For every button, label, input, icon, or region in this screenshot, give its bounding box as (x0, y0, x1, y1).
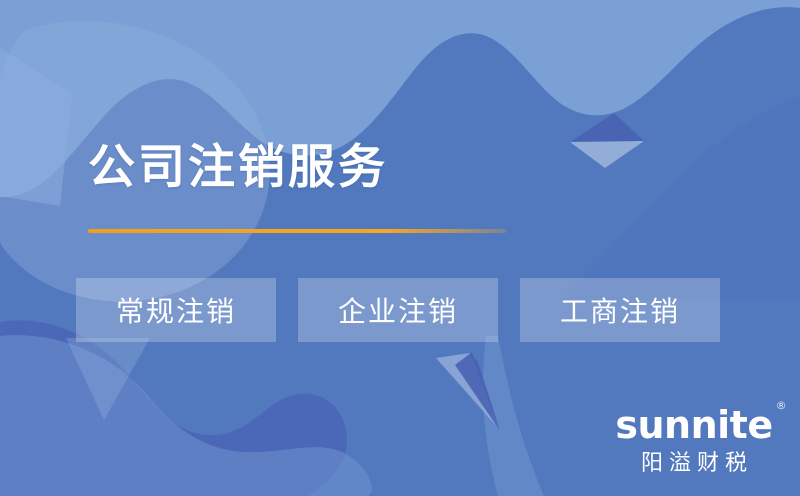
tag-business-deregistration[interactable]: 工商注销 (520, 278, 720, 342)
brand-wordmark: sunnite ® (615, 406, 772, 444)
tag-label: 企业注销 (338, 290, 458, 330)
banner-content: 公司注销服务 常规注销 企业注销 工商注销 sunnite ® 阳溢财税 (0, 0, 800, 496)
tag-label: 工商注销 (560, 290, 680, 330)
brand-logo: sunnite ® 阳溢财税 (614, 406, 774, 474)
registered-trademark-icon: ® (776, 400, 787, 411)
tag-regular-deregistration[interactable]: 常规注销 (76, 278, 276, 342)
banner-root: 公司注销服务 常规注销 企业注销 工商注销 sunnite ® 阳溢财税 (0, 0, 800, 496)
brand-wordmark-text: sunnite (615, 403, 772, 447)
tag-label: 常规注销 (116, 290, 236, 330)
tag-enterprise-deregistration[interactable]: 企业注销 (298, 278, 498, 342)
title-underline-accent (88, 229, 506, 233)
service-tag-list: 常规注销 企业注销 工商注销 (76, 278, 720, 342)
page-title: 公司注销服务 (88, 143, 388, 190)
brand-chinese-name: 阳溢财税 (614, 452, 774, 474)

▶ _Work to complete_:
Copy out the stretch of records from the line that contains "(520, 278, 720, 342)" through the end of the records, keeping each line as it appears.

▶ _Task solution_:
tag-business-deregistration[interactable]: 工商注销 (520, 278, 720, 342)
brand-wordmark: sunnite ® (615, 406, 772, 444)
tag-label: 企业注销 (338, 290, 458, 330)
banner-content: 公司注销服务 常规注销 企业注销 工商注销 sunnite ® 阳溢财税 (0, 0, 800, 496)
tag-label: 工商注销 (560, 290, 680, 330)
brand-logo: sunnite ® 阳溢财税 (614, 406, 774, 474)
registered-trademark-icon: ® (776, 400, 787, 411)
tag-regular-deregistration[interactable]: 常规注销 (76, 278, 276, 342)
banner-root: 公司注销服务 常规注销 企业注销 工商注销 sunnite ® 阳溢财税 (0, 0, 800, 496)
brand-wordmark-text: sunnite (615, 403, 772, 447)
tag-label: 常规注销 (116, 290, 236, 330)
tag-enterprise-deregistration[interactable]: 企业注销 (298, 278, 498, 342)
title-underline-accent (88, 229, 506, 233)
service-tag-list: 常规注销 企业注销 工商注销 (76, 278, 720, 342)
page-title: 公司注销服务 (88, 143, 388, 190)
brand-chinese-name: 阳溢财税 (614, 452, 774, 474)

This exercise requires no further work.